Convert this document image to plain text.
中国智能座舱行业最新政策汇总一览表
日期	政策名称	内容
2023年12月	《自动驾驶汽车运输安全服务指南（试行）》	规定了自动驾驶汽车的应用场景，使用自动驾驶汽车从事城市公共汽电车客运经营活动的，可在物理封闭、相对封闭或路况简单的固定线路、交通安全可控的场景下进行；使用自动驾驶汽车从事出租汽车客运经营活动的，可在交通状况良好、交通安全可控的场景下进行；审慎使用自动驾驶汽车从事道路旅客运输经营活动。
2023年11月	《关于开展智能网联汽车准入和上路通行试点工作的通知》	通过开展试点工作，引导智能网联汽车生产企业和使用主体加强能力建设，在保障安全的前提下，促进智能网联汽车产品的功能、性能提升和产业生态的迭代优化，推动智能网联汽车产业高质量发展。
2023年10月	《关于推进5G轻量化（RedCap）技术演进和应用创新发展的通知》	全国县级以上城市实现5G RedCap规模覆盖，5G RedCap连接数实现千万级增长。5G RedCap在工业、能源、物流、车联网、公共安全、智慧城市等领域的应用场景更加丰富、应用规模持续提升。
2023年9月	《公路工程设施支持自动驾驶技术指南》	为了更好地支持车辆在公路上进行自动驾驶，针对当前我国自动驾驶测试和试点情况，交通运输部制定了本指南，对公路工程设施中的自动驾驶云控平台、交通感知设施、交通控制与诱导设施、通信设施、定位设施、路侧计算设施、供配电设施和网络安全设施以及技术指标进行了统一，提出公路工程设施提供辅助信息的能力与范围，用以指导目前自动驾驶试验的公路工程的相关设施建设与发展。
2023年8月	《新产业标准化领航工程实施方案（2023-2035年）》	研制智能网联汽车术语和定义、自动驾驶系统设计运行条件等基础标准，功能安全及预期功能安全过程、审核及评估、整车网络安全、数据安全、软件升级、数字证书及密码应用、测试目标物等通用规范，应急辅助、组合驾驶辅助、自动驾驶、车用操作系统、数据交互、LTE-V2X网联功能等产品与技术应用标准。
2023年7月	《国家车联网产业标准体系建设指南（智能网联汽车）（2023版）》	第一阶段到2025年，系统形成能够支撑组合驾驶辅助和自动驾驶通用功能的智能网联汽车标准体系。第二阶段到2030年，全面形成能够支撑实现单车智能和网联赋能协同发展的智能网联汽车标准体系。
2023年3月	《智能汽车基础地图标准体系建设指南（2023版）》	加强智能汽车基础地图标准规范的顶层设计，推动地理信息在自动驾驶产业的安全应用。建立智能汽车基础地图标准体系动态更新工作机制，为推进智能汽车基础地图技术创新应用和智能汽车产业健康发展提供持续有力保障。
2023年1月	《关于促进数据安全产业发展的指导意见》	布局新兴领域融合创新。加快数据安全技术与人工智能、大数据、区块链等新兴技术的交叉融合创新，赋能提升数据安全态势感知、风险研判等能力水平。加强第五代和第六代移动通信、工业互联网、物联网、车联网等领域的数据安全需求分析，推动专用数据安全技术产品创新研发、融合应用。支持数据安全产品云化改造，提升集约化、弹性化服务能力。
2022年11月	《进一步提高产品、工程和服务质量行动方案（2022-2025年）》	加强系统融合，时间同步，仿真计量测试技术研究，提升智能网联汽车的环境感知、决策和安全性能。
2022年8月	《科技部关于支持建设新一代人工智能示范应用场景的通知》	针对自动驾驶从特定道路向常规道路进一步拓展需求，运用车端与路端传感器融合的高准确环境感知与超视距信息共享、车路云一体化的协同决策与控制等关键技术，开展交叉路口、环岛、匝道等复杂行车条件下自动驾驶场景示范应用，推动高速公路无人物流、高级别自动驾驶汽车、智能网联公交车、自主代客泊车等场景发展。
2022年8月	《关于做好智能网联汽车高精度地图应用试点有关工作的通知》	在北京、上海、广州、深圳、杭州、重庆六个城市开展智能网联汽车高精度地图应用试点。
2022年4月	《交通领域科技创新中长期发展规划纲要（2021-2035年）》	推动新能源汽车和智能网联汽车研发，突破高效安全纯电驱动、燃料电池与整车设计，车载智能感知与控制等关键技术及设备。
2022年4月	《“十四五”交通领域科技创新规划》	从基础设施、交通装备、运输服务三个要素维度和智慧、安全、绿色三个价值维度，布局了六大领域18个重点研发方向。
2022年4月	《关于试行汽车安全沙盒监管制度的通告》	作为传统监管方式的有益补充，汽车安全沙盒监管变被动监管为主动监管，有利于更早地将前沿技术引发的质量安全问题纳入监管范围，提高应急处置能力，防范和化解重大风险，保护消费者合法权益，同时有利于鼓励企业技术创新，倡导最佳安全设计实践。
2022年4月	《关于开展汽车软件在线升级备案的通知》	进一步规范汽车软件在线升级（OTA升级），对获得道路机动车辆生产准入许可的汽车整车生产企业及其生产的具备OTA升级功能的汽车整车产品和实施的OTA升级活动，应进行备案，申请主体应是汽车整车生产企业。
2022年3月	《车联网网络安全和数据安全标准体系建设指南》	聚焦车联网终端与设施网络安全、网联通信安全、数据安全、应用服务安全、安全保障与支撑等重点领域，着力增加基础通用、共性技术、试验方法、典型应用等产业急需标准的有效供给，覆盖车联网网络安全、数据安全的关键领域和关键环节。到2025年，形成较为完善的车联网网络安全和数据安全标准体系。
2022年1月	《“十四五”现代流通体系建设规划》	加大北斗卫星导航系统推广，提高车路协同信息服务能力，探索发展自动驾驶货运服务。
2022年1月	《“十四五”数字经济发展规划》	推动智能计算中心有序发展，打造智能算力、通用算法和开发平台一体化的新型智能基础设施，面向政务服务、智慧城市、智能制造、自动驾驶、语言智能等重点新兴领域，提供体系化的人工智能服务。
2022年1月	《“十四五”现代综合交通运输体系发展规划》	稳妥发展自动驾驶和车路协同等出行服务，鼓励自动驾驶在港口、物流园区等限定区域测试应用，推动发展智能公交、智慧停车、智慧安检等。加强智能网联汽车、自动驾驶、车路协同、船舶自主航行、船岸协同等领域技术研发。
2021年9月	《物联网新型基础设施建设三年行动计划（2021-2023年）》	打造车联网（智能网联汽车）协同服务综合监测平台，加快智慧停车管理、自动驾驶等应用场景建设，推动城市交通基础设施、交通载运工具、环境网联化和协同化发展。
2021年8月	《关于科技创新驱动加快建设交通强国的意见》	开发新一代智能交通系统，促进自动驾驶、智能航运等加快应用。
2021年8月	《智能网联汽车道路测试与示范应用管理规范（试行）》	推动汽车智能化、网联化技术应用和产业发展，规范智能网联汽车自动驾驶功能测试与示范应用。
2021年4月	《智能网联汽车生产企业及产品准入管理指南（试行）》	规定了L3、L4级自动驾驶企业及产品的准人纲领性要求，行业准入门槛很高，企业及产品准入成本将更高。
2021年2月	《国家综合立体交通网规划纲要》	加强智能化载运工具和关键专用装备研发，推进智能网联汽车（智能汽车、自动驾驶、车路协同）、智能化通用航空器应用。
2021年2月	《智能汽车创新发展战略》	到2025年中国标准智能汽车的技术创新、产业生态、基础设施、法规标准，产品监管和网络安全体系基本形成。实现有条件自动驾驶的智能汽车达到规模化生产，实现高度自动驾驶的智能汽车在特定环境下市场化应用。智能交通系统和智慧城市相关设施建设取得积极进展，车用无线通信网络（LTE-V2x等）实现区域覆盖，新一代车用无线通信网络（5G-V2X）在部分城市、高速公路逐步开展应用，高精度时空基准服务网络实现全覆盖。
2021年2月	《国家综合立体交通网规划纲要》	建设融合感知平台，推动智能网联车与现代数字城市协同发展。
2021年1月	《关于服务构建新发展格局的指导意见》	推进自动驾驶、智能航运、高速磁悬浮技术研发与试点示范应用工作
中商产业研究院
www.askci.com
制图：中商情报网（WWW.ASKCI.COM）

______________________________

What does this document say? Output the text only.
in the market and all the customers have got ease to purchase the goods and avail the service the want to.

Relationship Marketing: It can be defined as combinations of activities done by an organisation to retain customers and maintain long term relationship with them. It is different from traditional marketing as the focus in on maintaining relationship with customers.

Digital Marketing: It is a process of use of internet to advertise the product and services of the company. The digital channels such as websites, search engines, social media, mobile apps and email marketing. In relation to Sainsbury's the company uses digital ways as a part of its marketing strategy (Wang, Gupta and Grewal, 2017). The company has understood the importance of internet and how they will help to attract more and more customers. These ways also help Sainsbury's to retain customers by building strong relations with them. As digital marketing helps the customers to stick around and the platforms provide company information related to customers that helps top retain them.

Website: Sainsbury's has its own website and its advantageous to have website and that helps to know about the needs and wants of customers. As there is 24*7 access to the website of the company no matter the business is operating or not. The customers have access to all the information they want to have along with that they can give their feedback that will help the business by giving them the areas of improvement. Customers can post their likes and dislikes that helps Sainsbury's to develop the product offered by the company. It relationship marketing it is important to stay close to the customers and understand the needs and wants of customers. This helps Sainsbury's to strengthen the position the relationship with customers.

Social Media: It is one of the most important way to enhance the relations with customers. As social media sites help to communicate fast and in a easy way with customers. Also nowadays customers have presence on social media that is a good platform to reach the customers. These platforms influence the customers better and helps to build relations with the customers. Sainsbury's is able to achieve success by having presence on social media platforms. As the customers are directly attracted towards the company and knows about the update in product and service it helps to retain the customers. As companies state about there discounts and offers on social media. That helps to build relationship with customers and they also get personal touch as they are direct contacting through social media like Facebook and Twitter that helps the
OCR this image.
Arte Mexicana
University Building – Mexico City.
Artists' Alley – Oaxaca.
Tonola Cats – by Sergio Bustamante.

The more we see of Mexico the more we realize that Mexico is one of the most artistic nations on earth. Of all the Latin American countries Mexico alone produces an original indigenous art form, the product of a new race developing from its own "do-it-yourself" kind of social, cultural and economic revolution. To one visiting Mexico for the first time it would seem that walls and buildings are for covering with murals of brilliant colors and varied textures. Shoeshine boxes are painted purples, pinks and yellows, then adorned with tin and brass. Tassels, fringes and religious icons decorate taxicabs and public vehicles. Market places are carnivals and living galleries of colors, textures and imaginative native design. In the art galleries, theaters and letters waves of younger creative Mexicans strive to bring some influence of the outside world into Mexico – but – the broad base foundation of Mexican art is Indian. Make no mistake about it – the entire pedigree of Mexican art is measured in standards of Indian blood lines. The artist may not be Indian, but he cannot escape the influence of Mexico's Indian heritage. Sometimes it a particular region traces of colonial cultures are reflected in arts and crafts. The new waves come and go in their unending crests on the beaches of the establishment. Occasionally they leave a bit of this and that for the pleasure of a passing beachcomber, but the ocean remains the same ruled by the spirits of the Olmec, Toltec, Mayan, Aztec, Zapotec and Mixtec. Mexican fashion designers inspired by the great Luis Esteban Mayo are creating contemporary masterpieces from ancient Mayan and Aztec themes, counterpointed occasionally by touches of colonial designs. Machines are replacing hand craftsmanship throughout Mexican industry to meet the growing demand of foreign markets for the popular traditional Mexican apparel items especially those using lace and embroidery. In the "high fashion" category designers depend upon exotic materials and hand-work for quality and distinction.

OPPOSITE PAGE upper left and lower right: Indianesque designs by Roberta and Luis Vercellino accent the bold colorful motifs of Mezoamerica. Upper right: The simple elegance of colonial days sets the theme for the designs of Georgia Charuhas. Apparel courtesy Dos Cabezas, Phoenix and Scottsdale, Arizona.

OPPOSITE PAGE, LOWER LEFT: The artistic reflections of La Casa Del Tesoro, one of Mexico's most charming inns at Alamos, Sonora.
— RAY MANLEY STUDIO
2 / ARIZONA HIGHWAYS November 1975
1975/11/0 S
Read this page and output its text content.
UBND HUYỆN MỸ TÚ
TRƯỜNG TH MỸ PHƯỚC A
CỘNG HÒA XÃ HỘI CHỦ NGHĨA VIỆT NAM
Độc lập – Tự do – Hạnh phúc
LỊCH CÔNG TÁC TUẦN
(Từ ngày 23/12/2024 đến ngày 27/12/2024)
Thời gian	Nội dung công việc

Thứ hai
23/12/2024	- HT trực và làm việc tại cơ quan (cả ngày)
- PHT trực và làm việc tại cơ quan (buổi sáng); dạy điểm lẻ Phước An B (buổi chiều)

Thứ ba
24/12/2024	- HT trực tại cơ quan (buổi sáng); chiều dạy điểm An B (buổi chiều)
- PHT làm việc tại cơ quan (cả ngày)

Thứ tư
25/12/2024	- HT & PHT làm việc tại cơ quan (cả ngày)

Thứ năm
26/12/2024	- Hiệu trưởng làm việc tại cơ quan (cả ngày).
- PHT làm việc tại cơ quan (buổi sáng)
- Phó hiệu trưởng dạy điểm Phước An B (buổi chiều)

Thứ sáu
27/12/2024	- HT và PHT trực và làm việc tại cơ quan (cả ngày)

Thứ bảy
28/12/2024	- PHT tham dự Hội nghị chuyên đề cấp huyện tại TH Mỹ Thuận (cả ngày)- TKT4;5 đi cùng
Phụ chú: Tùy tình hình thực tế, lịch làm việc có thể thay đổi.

______________________________

Look for the word "国家综合立体交通网规划纲要" in every line of the listing and copy the lines that have it.

2021年2月	《国家综合立体交通网规划纲要》	加强智能化载运工具和关键专用装备研发，推进智能网联汽车（智能汽车、自动驾驶、车路协同）、智能化通用航空器应用。
2021年2月	《国家综合立体交通网规划纲要》	建设融合感知平台，推动智能网联车与现代数字城市协同发展。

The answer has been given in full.